AIM OF THE EXERCISE> Select the lines that contain "High" and copy each of them.

TASK MATERIAL>
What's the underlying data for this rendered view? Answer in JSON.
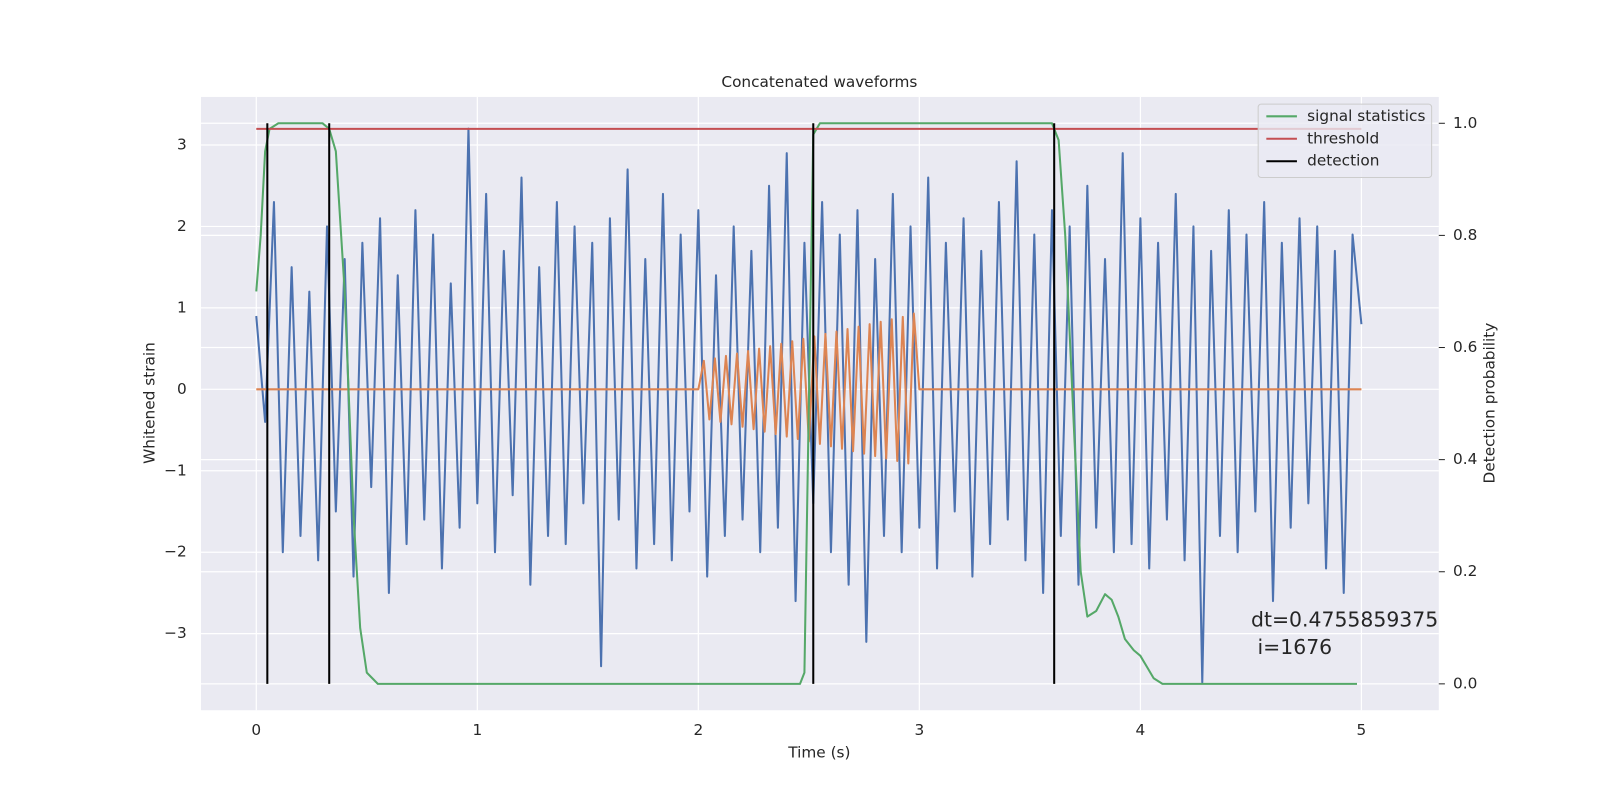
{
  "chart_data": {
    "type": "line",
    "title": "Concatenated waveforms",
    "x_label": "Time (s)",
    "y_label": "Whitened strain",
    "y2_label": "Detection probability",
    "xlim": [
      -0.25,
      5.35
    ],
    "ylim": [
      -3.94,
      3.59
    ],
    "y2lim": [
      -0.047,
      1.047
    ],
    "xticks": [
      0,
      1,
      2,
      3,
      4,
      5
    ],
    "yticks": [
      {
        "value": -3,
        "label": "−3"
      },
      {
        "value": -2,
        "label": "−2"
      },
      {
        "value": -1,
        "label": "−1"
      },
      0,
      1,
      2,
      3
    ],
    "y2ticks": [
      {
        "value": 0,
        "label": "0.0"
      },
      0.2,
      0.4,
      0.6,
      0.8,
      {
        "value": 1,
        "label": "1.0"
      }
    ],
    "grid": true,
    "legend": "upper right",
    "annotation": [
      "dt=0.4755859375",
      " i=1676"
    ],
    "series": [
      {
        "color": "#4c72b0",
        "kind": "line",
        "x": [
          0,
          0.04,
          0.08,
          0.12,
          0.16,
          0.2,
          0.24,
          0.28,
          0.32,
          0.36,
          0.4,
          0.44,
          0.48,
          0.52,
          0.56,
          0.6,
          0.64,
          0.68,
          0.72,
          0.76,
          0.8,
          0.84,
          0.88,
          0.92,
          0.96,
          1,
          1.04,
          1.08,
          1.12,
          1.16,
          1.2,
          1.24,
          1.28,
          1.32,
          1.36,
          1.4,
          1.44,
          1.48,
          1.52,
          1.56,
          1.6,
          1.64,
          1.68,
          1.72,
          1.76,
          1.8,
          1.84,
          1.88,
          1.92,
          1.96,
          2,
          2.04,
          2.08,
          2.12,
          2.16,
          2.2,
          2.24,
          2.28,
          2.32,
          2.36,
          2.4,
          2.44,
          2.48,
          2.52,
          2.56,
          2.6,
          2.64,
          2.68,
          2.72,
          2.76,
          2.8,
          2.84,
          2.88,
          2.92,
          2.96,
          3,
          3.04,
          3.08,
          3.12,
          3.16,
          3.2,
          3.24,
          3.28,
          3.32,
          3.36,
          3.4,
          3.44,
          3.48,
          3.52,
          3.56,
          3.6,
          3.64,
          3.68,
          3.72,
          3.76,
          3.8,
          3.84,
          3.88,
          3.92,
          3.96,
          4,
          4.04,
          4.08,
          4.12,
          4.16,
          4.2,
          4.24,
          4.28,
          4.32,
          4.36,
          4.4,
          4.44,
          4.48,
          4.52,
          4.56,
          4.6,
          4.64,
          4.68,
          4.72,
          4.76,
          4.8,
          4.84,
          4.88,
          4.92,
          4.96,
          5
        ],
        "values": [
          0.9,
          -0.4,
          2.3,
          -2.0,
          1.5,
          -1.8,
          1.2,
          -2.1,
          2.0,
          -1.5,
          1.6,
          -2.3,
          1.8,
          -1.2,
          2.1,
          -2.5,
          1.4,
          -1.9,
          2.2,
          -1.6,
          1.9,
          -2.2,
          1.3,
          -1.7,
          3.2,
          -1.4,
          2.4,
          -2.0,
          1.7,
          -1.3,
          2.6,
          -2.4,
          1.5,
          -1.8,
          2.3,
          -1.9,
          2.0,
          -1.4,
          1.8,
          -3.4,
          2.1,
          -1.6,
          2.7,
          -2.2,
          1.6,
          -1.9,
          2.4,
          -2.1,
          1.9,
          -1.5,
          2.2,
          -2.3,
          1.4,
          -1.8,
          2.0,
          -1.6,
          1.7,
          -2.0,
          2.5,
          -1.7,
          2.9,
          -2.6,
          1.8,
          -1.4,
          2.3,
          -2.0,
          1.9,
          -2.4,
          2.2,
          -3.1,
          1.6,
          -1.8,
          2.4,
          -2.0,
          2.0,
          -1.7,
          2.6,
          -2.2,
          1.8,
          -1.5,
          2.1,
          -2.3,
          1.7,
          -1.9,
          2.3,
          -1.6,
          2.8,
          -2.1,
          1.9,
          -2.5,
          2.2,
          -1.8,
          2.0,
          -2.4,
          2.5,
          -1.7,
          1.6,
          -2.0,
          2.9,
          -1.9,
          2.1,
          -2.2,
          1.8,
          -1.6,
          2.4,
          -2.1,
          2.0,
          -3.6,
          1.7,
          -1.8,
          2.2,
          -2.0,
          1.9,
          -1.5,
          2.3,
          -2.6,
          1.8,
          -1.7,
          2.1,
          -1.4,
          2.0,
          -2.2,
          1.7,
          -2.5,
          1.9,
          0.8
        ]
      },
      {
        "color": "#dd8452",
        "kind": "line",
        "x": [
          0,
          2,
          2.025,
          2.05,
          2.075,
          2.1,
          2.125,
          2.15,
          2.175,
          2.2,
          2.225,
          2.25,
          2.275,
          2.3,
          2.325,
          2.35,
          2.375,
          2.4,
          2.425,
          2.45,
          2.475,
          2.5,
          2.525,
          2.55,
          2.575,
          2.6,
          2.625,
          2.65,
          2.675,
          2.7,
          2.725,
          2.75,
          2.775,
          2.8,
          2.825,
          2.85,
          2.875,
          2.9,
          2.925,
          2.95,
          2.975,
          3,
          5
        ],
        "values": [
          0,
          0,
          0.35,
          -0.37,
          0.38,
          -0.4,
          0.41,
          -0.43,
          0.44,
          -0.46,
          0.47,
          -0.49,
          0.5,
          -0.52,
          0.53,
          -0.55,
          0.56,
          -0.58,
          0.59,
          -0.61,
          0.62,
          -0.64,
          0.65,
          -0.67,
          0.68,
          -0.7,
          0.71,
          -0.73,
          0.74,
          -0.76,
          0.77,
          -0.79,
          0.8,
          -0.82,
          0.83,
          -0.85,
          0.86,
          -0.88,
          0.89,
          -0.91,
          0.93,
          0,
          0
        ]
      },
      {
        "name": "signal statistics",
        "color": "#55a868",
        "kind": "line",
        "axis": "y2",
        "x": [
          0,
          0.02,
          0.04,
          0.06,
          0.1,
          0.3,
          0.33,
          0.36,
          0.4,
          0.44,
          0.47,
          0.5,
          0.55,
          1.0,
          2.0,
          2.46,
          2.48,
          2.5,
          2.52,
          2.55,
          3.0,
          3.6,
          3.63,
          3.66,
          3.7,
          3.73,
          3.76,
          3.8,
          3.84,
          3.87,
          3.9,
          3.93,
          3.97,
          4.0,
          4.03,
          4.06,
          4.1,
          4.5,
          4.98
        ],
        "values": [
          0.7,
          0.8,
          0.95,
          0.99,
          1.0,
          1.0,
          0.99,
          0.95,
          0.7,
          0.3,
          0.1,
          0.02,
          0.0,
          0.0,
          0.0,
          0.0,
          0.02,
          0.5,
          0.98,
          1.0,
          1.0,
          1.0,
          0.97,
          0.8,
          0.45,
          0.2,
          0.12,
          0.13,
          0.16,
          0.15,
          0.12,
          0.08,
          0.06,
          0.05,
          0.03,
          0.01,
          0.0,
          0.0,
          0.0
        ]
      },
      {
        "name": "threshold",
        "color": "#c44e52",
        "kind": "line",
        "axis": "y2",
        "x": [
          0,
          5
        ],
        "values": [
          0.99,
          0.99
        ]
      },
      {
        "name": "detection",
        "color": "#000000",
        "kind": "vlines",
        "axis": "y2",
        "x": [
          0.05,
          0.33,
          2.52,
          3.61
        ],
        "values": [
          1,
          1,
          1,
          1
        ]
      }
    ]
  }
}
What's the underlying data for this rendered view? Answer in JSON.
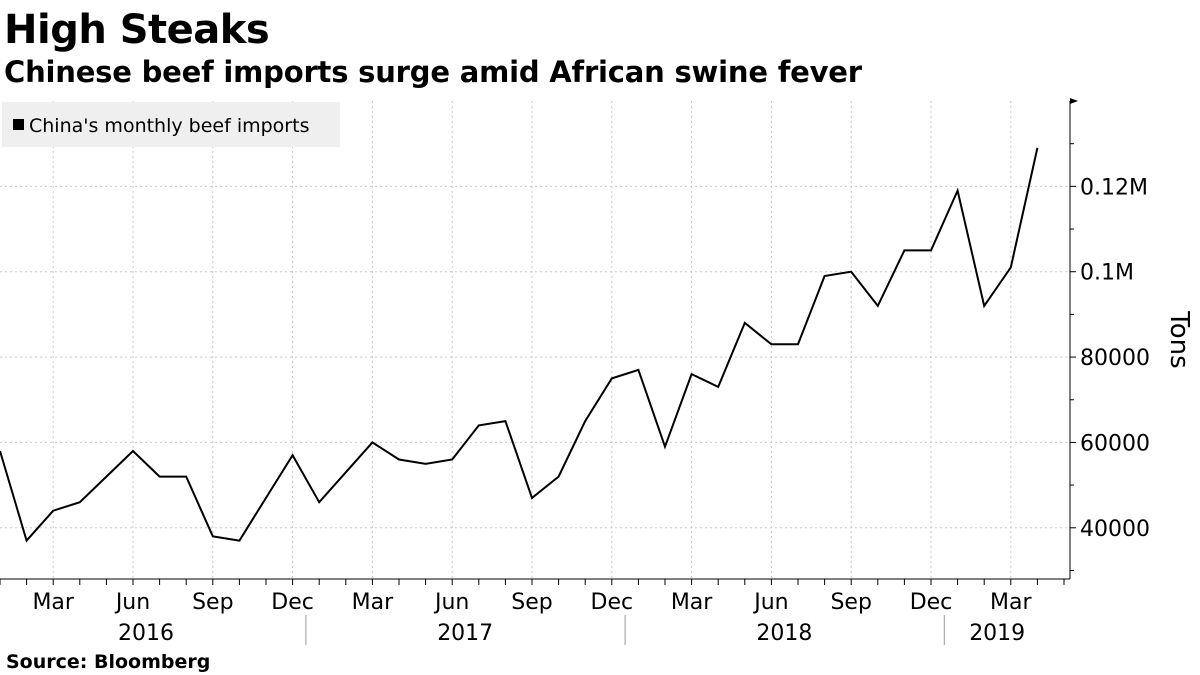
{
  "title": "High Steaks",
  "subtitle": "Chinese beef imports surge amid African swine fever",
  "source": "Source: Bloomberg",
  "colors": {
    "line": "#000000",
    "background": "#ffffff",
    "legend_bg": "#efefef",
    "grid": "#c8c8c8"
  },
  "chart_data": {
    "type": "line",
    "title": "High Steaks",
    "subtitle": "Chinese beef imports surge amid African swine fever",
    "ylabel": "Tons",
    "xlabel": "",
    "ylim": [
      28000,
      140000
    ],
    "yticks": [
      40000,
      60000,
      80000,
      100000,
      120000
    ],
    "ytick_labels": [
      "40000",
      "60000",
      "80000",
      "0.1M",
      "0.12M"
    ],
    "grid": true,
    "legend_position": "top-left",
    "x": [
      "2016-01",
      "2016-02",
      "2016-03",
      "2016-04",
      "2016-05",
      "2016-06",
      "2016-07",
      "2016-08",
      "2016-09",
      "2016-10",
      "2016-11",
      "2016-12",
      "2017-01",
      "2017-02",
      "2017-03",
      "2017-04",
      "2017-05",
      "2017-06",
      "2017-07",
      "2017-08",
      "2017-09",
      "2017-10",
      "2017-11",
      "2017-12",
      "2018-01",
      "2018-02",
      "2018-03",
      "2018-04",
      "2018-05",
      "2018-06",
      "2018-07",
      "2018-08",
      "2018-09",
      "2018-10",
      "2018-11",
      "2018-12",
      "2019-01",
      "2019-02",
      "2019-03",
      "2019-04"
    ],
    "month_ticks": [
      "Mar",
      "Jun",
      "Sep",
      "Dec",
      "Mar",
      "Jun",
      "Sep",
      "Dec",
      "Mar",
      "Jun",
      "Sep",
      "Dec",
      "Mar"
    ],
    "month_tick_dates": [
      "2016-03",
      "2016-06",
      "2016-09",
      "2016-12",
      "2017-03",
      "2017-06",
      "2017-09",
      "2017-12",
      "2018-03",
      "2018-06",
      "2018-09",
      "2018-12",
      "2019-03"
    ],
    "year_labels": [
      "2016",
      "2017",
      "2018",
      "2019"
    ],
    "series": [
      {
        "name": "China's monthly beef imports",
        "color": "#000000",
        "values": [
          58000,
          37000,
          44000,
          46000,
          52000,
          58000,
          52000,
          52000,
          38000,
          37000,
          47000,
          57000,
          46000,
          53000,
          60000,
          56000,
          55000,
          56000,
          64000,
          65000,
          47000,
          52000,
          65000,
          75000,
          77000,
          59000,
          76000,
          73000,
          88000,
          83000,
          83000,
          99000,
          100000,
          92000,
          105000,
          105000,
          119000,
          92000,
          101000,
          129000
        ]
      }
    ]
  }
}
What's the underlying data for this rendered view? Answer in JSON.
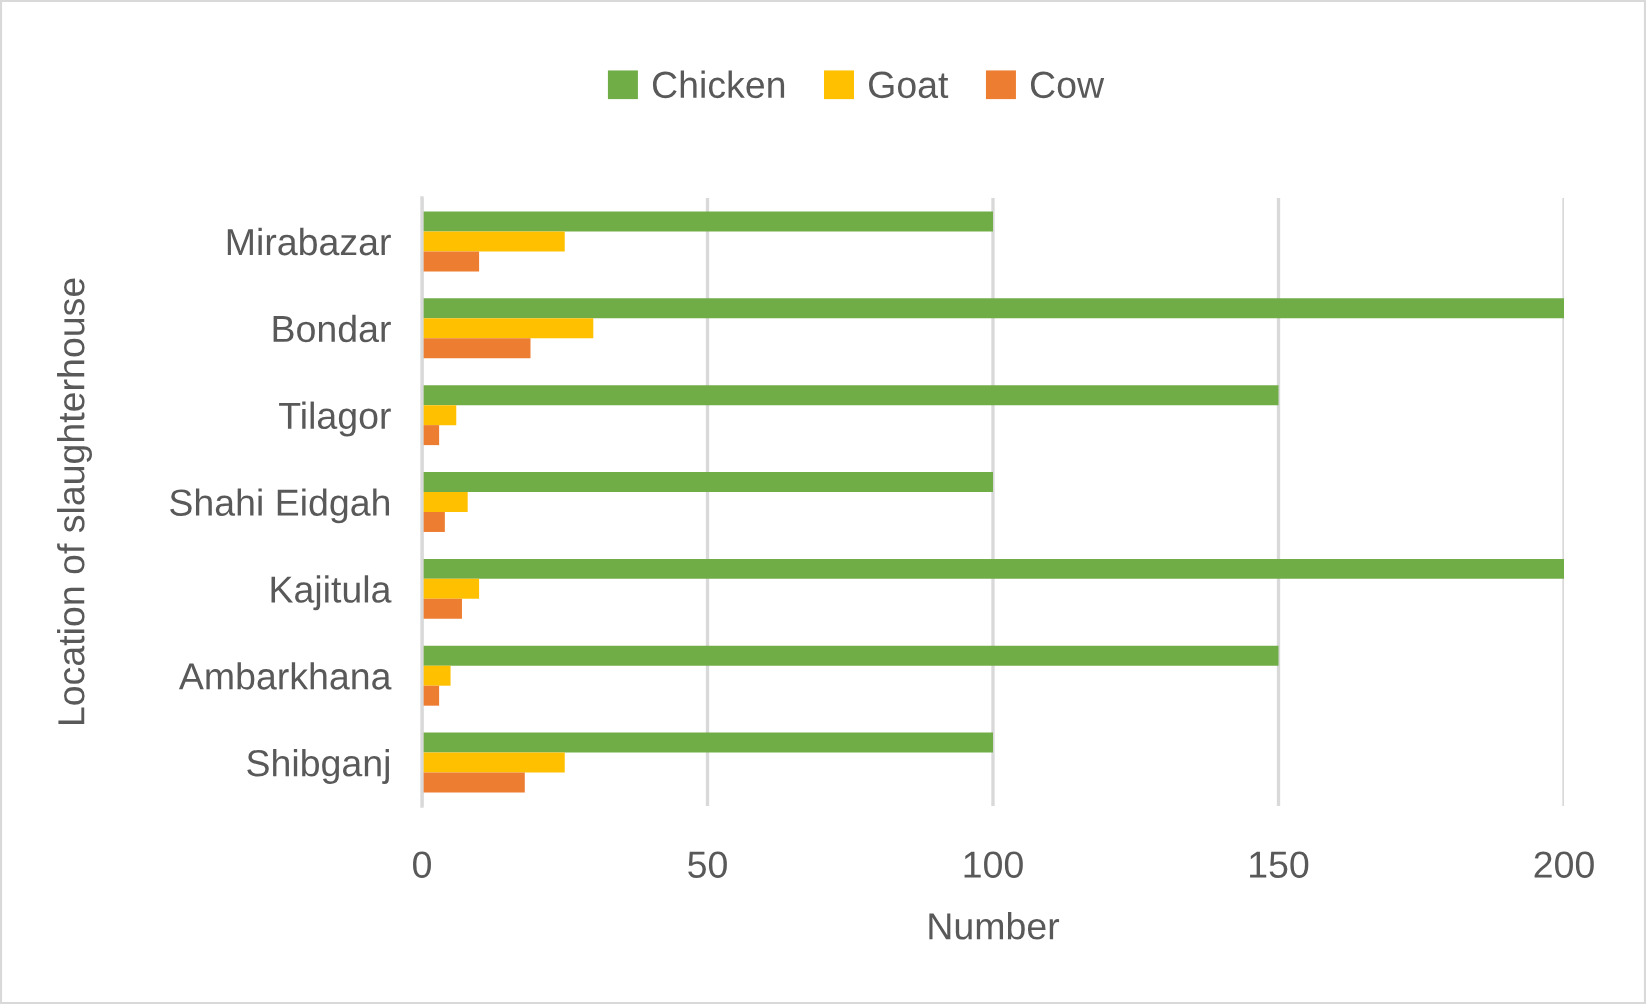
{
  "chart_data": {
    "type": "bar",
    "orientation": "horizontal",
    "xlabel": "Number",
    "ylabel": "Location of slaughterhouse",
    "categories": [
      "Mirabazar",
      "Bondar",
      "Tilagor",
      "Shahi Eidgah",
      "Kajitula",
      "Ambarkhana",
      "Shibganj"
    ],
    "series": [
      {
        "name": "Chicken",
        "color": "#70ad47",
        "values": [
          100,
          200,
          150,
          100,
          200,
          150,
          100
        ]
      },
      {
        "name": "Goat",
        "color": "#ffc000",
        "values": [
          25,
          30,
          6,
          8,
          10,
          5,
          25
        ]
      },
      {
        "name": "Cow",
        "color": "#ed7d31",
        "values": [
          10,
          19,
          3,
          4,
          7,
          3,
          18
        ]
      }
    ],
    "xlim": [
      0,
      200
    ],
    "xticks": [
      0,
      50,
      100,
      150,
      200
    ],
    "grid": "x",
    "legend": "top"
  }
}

RESPONSE TO THIS TASK>
  "title": "High Steaks",
    "title": "High Steaks",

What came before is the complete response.